Recorded data

+++++

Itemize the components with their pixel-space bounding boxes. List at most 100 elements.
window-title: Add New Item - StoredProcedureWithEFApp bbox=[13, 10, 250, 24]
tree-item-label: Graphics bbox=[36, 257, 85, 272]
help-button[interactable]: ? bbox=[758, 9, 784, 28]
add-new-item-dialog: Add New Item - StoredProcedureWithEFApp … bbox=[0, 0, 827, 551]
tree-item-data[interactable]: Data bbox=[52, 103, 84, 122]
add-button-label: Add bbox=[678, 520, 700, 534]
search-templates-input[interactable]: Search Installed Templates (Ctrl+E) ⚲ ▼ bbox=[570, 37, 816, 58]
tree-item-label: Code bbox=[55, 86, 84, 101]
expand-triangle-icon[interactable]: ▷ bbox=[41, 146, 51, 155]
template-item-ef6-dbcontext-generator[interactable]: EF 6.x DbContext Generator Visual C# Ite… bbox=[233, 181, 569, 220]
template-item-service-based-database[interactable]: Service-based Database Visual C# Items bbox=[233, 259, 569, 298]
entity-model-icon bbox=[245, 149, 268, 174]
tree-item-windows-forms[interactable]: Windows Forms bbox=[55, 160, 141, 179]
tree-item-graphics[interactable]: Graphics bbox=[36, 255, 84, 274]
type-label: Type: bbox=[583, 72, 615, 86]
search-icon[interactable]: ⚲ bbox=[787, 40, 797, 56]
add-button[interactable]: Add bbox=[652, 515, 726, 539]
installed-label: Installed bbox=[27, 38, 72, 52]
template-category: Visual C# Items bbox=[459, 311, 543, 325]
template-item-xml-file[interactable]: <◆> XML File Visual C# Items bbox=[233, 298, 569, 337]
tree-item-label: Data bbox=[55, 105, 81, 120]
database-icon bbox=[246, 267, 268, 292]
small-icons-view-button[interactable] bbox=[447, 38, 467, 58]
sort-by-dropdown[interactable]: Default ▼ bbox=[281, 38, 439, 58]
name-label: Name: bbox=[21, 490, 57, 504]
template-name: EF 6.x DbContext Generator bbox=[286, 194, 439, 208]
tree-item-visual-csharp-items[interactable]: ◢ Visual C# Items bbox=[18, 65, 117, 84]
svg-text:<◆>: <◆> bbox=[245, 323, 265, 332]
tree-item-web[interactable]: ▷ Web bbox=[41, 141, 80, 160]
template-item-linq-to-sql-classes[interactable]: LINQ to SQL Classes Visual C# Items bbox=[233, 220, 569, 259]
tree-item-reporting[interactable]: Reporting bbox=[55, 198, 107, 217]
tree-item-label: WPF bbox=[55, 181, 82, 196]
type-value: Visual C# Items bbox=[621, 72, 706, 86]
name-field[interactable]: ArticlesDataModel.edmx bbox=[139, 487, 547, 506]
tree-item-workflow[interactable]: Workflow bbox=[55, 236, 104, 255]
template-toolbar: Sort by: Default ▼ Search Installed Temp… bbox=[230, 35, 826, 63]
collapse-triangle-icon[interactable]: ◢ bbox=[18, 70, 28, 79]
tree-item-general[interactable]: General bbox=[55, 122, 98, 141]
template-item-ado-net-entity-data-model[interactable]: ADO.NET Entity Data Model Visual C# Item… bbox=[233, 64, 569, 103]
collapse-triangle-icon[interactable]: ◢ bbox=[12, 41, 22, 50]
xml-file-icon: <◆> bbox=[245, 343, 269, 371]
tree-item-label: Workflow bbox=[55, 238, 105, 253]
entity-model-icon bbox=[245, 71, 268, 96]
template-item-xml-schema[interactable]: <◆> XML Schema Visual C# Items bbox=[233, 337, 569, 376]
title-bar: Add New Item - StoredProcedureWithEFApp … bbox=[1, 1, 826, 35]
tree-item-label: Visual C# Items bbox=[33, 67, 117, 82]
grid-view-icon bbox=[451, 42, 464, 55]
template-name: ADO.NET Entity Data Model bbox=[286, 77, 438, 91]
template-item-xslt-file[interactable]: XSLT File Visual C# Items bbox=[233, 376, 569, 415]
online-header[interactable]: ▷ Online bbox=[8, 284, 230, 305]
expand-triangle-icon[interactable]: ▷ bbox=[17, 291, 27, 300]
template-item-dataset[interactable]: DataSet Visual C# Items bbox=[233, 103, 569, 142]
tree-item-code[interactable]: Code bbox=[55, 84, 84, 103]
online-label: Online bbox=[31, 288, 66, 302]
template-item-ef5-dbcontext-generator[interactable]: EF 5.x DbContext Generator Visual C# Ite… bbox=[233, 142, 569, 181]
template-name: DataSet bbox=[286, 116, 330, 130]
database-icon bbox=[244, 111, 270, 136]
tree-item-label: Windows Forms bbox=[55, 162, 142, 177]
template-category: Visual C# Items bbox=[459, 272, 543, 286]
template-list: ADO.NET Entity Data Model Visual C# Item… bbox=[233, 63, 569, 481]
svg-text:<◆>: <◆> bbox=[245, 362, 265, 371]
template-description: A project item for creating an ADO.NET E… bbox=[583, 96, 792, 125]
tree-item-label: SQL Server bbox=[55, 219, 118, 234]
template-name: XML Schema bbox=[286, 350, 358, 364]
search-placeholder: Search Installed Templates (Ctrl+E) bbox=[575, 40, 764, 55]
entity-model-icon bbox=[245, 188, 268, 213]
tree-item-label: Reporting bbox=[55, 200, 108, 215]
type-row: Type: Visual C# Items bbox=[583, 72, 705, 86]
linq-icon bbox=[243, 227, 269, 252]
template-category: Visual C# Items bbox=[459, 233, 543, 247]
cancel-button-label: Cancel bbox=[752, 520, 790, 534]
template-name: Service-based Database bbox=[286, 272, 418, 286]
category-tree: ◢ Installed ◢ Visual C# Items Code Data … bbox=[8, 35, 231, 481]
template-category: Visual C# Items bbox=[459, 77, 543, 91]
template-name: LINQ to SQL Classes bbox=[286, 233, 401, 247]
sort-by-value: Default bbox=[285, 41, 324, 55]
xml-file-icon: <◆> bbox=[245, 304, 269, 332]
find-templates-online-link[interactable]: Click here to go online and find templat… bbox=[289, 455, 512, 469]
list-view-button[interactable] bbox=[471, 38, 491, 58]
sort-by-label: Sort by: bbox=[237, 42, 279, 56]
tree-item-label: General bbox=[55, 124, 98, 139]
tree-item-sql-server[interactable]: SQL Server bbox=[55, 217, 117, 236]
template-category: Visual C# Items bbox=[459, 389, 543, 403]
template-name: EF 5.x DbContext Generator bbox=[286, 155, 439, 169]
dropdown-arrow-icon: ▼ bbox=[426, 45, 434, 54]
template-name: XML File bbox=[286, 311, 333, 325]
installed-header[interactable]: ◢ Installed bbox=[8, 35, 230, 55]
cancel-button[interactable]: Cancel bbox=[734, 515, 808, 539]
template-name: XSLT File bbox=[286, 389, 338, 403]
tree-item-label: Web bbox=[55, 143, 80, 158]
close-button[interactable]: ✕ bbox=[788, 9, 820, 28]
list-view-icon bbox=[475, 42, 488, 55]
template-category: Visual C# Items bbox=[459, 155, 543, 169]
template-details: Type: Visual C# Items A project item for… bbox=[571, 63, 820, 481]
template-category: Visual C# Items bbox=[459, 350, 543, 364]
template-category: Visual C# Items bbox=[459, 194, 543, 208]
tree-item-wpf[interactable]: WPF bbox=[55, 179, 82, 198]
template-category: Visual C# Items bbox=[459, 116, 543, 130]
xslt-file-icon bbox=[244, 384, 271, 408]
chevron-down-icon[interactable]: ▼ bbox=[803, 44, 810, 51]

+++++

• _WHAT THE TASK REQUIRES_
Write out the entire listing above word for word, keeping every line unchanged.

• _ANSWER TO THIS EXERCISE_
Itemize the components with their pixel-space bounding boxes. List at most 100 elements.
window-title: Add New Item - StoredProcedureWithEFApp bbox=[13, 10, 250, 24]
tree-item-label: Graphics bbox=[36, 257, 85, 272]
help-button[interactable]: ? bbox=[758, 9, 784, 28]
add-new-item-dialog: Add New Item - StoredProcedureWithEFApp … bbox=[0, 0, 827, 551]
tree-item-data[interactable]: Data bbox=[52, 103, 84, 122]
add-button-label: Add bbox=[678, 520, 700, 534]
search-templates-input[interactable]: Search Installed Templates (Ctrl+E) ⚲ ▼ bbox=[570, 37, 816, 58]
tree-item-label: Code bbox=[55, 86, 84, 101]
expand-triangle-icon[interactable]: ▷ bbox=[41, 146, 51, 155]
template-item-ef6-dbcontext-generator[interactable]: EF 6.x DbContext Generator Visual C# Ite… bbox=[233, 181, 569, 220]
template-item-service-based-database[interactable]: Service-based Database Visual C# Items bbox=[233, 259, 569, 298]
entity-model-icon bbox=[245, 149, 268, 174]
tree-item-windows-forms[interactable]: Windows Forms bbox=[55, 160, 141, 179]
tree-item-graphics[interactable]: Graphics bbox=[36, 255, 84, 274]
type-label: Type: bbox=[583, 72, 615, 86]
search-icon[interactable]: ⚲ bbox=[787, 40, 797, 56]
add-button[interactable]: Add bbox=[652, 515, 726, 539]
installed-label: Installed bbox=[27, 38, 72, 52]
template-category: Visual C# Items bbox=[459, 311, 543, 325]
template-item-xml-file[interactable]: <◆> XML File Visual C# Items bbox=[233, 298, 569, 337]
tree-item-label: Data bbox=[55, 105, 81, 120]
database-icon bbox=[246, 267, 268, 292]
small-icons-view-button[interactable] bbox=[447, 38, 467, 58]
sort-by-dropdown[interactable]: Default ▼ bbox=[281, 38, 439, 58]
name-label: Name: bbox=[21, 490, 57, 504]
template-name: EF 6.x DbContext Generator bbox=[286, 194, 439, 208]
tree-item-visual-csharp-items[interactable]: ◢ Visual C# Items bbox=[18, 65, 117, 84]
svg-text:<◆>: <◆> bbox=[245, 323, 265, 332]
tree-item-web[interactable]: ▷ Web bbox=[41, 141, 80, 160]
template-item-linq-to-sql-classes[interactable]: LINQ to SQL Classes Visual C# Items bbox=[233, 220, 569, 259]
tree-item-reporting[interactable]: Reporting bbox=[55, 198, 107, 217]
tree-item-label: WPF bbox=[55, 181, 82, 196]
type-value: Visual C# Items bbox=[621, 72, 706, 86]
name-field[interactable]: ArticlesDataModel.edmx bbox=[139, 487, 547, 506]
tree-item-workflow[interactable]: Workflow bbox=[55, 236, 104, 255]
template-toolbar: Sort by: Default ▼ Search Installed Temp… bbox=[230, 35, 826, 63]
collapse-triangle-icon[interactable]: ◢ bbox=[18, 70, 28, 79]
tree-item-general[interactable]: General bbox=[55, 122, 98, 141]
template-item-ado-net-entity-data-model[interactable]: ADO.NET Entity Data Model Visual C# Item… bbox=[233, 64, 569, 103]
collapse-triangle-icon[interactable]: ◢ bbox=[12, 41, 22, 50]
xml-file-icon: <◆> bbox=[245, 343, 269, 371]
tree-item-label: Workflow bbox=[55, 238, 105, 253]
entity-model-icon bbox=[245, 71, 268, 96]
template-item-xml-schema[interactable]: <◆> XML Schema Visual C# Items bbox=[233, 337, 569, 376]
title-bar: Add New Item - StoredProcedureWithEFApp … bbox=[1, 1, 826, 35]
tree-item-label: Visual C# Items bbox=[33, 67, 117, 82]
grid-view-icon bbox=[451, 42, 464, 55]
template-name: ADO.NET Entity Data Model bbox=[286, 77, 438, 91]
template-item-xslt-file[interactable]: XSLT File Visual C# Items bbox=[233, 376, 569, 415]
online-header[interactable]: ▷ Online bbox=[8, 284, 230, 305]
expand-triangle-icon[interactable]: ▷ bbox=[17, 291, 27, 300]
template-item-dataset[interactable]: DataSet Visual C# Items bbox=[233, 103, 569, 142]
tree-item-code[interactable]: Code bbox=[55, 84, 84, 103]
online-label: Online bbox=[31, 288, 66, 302]
template-item-ef5-dbcontext-generator[interactable]: EF 5.x DbContext Generator Visual C# Ite… bbox=[233, 142, 569, 181]
template-name: DataSet bbox=[286, 116, 330, 130]
database-icon bbox=[244, 111, 270, 136]
tree-item-label: Windows Forms bbox=[55, 162, 142, 177]
template-category: Visual C# Items bbox=[459, 272, 543, 286]
template-list: ADO.NET Entity Data Model Visual C# Item… bbox=[233, 63, 569, 481]
svg-text:<◆>: <◆> bbox=[245, 362, 265, 371]
template-description: A project item for creating an ADO.NET E… bbox=[583, 96, 792, 125]
tree-item-label: SQL Server bbox=[55, 219, 118, 234]
template-name: XML Schema bbox=[286, 350, 358, 364]
search-placeholder: Search Installed Templates (Ctrl+E) bbox=[575, 40, 764, 55]
entity-model-icon bbox=[245, 188, 268, 213]
tree-item-label: Reporting bbox=[55, 200, 108, 215]
type-row: Type: Visual C# Items bbox=[583, 72, 705, 86]
linq-icon bbox=[243, 227, 269, 252]
template-category: Visual C# Items bbox=[459, 233, 543, 247]
cancel-button-label: Cancel bbox=[752, 520, 790, 534]
template-name: Service-based Database bbox=[286, 272, 418, 286]
category-tree: ◢ Installed ◢ Visual C# Items Code Data … bbox=[8, 35, 231, 481]
template-category: Visual C# Items bbox=[459, 77, 543, 91]
template-name: LINQ to SQL Classes bbox=[286, 233, 401, 247]
sort-by-value: Default bbox=[285, 41, 324, 55]
xml-file-icon: <◆> bbox=[245, 304, 269, 332]
find-templates-online-link[interactable]: Click here to go online and find templat… bbox=[289, 455, 512, 469]
list-view-button[interactable] bbox=[471, 38, 491, 58]
sort-by-label: Sort by: bbox=[237, 42, 279, 56]
tree-item-label: General bbox=[55, 124, 98, 139]
tree-item-sql-server[interactable]: SQL Server bbox=[55, 217, 117, 236]
template-category: Visual C# Items bbox=[459, 389, 543, 403]
template-name: EF 5.x DbContext Generator bbox=[286, 155, 439, 169]
dropdown-arrow-icon: ▼ bbox=[426, 45, 434, 54]
template-name: XML File bbox=[286, 311, 333, 325]
installed-header[interactable]: ◢ Installed bbox=[8, 35, 230, 55]
cancel-button[interactable]: Cancel bbox=[734, 515, 808, 539]
template-name: XSLT File bbox=[286, 389, 338, 403]
tree-item-label: Web bbox=[55, 143, 80, 158]
close-button[interactable]: ✕ bbox=[788, 9, 820, 28]
list-view-icon bbox=[475, 42, 488, 55]
template-category: Visual C# Items bbox=[459, 155, 543, 169]
template-details: Type: Visual C# Items A project item for… bbox=[571, 63, 820, 481]
template-category: Visual C# Items bbox=[459, 350, 543, 364]
template-category: Visual C# Items bbox=[459, 194, 543, 208]
tree-item-wpf[interactable]: WPF bbox=[55, 179, 82, 198]
template-category: Visual C# Items bbox=[459, 116, 543, 130]
xslt-file-icon bbox=[244, 384, 271, 408]
chevron-down-icon[interactable]: ▼ bbox=[803, 44, 810, 51]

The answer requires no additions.